%%

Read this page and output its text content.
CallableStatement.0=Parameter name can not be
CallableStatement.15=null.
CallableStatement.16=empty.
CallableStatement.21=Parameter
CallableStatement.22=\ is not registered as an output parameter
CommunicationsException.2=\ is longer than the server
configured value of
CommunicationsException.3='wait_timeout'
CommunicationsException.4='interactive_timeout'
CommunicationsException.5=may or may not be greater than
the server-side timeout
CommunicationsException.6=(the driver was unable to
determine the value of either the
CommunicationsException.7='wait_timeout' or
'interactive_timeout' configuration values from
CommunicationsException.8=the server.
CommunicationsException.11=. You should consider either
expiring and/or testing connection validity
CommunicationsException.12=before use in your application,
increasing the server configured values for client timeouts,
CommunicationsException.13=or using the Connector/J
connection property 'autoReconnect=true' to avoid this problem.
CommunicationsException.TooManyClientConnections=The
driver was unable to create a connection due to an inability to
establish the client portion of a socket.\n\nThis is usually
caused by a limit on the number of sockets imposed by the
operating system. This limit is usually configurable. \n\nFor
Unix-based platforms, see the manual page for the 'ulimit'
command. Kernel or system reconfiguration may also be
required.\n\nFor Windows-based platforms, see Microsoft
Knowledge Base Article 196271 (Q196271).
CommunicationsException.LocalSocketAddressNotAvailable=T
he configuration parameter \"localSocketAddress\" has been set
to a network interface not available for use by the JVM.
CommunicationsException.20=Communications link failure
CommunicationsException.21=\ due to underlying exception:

%%

*Exercise instructions*
Can you give every line above again, exactly as written?

*Full output*
Read this page and output its text content.
CallableStatement.0=Parameter name can not be
CallableStatement.15=null.
CallableStatement.16=empty.
CallableStatement.21=Parameter
CallableStatement.22=\ is not registered as an output parameter
CommunicationsException.2=\ is longer than the server
configured value of
CommunicationsException.3='wait_timeout'
CommunicationsException.4='interactive_timeout'
CommunicationsException.5=may or may not be greater than
the server-side timeout
CommunicationsException.6=(the driver was unable to
determine the value of either the
CommunicationsException.7='wait_timeout' or
'interactive_timeout' configuration values from
CommunicationsException.8=the server.
CommunicationsException.11=. You should consider either
expiring and/or testing connection validity
CommunicationsException.12=before use in your application,
increasing the server configured values for client timeouts,
CommunicationsException.13=or using the Connector/J
connection property 'autoReconnect=true' to avoid this problem.
CommunicationsException.TooManyClientConnections=The
driver was unable to create a connection due to an inability to
establish the client portion of a socket.\n\nThis is usually
caused by a limit on the number of sockets imposed by the
operating system. This limit is usually configurable. \n\nFor
Unix-based platforms, see the manual page for the 'ulimit'
command. Kernel or system reconfiguration may also be
required.\n\nFor Windows-based platforms, see Microsoft
Knowledge Base Article 196271 (Q196271).
CommunicationsException.LocalSocketAddressNotAvailable=T
he configuration parameter \"localSocketAddress\" has been set
to a network interface not available for use by the JVM.
CommunicationsException.20=Communications link failure
CommunicationsException.21=\ due to underlying exception:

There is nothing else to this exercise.